_STATED EXERCISE_: Please transcribe the data that follows without the pictures, keeping every word the same.

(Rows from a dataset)

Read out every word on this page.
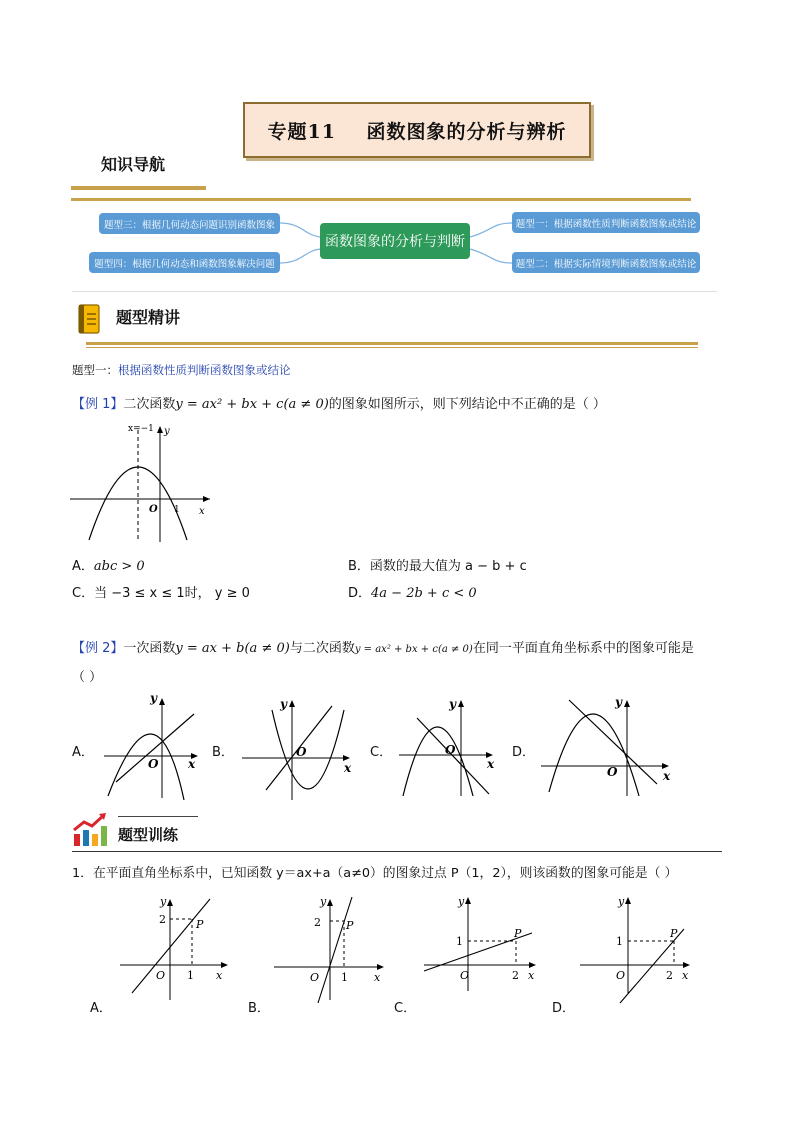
专题11    函数图象的分析与辨析
知识导航
题型三：根据几何动态问题识别函数图象
题型四：根据几何动态和函数图象解决问题
函数图象的分析与判断
题型一：根据函数性质判断函数图象或结论
题型二：根据实际情境判断函数图象或结论
题型精讲
题型一：根据函数性质判断函数图象或结论
【例 1】二次函数y = ax² + bx + c(a ≠ 0)的图象如图所示，则下列结论中不正确的是（ ）
x=−1 y
O 1 x
A．abc > 0	B．函数的最大值为 a − b + c
C．当 −3 ≤ x ≤ 1时， y ≥ 0	D．4a − 2b + c < 0
【例 2】一次函数y = ax + b(a ≠ 0)与二次函数y = ax² + bx + c(a ≠ 0)在同一平面直角坐标系中的图象可能是
（ ）
A．
y
O x
B．
y
O
x
C．
y
O
x
D．
y
O	x
题型训练
1．在平面直角坐标系中，已知函数 y＝ax+a（a≠0）的图象过点 P（1，2），则该函数的图象可能是（ ）
y
2	P
O 1 x
A．
y
2 P
O 1 x
B．
y
1
P
O	2 x
C．
y
1
P
O	2 x
D．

_ANSWER TO THIS TASK_:
Read out every word on this page.
专题11    函数图象的分析与辨析
知识导航
题型三：根据几何动态问题识别函数图象
题型四：根据几何动态和函数图象解决问题
函数图象的分析与判断
题型一：根据函数性质判断函数图象或结论
题型二：根据实际情境判断函数图象或结论
题型精讲
题型一：根据函数性质判断函数图象或结论
【例 1】二次函数y = ax² + bx + c(a ≠ 0)的图象如图所示，则下列结论中不正确的是（ ）
x=−1 y
O 1 x
A．abc > 0	B．函数的最大值为 a − b + c
C．当 −3 ≤ x ≤ 1时， y ≥ 0	D．4a − 2b + c < 0
【例 2】一次函数y = ax + b(a ≠ 0)与二次函数y = ax² + bx + c(a ≠ 0)在同一平面直角坐标系中的图象可能是
（ ）
A．
y
O x
B．
y
O
x
C．
y
O
x
D．
y
O	x
题型训练
1．在平面直角坐标系中，已知函数 y＝ax+a（a≠0）的图象过点 P（1，2），则该函数的图象可能是（ ）
y
2	P
O 1 x
A．
y
2 P
O 1 x
B．
y
1
P
O	2 x
C．
y
1
P
O	2 x
D．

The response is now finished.